## begin SUPPLIED RECORDS

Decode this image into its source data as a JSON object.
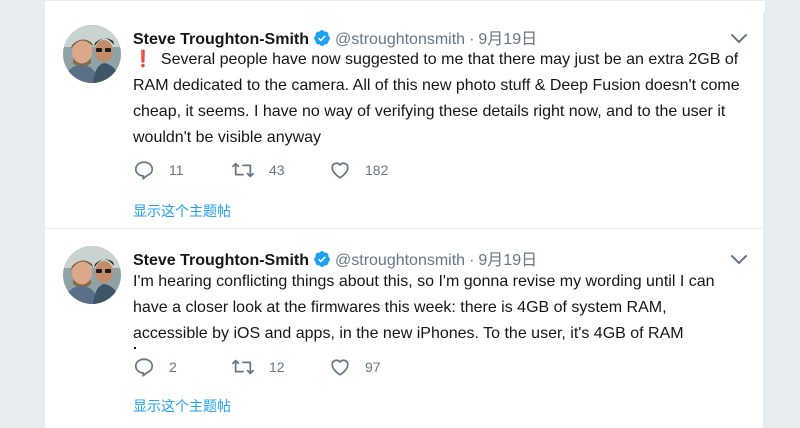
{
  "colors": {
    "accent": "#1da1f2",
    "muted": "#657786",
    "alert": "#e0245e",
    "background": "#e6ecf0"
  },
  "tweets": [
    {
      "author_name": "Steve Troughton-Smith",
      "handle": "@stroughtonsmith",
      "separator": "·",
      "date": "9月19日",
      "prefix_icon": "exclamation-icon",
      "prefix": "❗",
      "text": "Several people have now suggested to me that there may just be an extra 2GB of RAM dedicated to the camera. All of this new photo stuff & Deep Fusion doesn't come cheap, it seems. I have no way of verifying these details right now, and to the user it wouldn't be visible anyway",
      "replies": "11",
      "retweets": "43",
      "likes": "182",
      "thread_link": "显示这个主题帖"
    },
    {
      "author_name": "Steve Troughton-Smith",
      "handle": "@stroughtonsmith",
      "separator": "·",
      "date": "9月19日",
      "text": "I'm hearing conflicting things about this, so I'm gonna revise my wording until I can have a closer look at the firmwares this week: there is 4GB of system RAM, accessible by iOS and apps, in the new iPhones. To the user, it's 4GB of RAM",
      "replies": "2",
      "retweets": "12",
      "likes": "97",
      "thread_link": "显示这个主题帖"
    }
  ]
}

## end SUPPLIED RECORDS
## begin SUPPLIED RECORDS

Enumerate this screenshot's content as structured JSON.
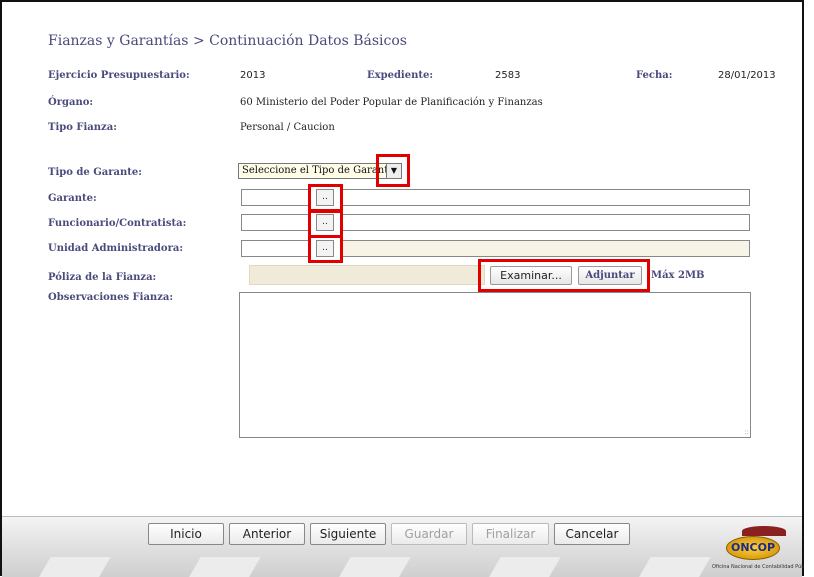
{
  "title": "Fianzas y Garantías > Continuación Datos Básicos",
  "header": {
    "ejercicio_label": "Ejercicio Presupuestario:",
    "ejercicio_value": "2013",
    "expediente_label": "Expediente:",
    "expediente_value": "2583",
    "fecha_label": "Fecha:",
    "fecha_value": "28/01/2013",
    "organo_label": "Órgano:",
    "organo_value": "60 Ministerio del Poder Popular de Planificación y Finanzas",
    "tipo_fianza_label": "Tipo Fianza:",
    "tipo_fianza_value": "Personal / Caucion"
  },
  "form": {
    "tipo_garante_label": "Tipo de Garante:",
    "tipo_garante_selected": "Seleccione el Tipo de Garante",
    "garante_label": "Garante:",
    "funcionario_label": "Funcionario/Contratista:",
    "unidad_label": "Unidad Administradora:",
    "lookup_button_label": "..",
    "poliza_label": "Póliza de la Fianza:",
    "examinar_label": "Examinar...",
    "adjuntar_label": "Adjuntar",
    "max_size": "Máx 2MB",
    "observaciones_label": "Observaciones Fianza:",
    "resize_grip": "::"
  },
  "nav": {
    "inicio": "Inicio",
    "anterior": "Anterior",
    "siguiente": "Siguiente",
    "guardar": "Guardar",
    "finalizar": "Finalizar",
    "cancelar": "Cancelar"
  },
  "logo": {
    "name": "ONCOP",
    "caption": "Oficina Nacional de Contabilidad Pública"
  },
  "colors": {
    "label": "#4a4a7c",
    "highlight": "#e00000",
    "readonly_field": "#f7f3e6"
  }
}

## end SUPPLIED RECORDS

**THE REQUEST**
Work through the records line by line and tally those holding "this". Reply with the number alone.

**RIGHT ANSWER**
4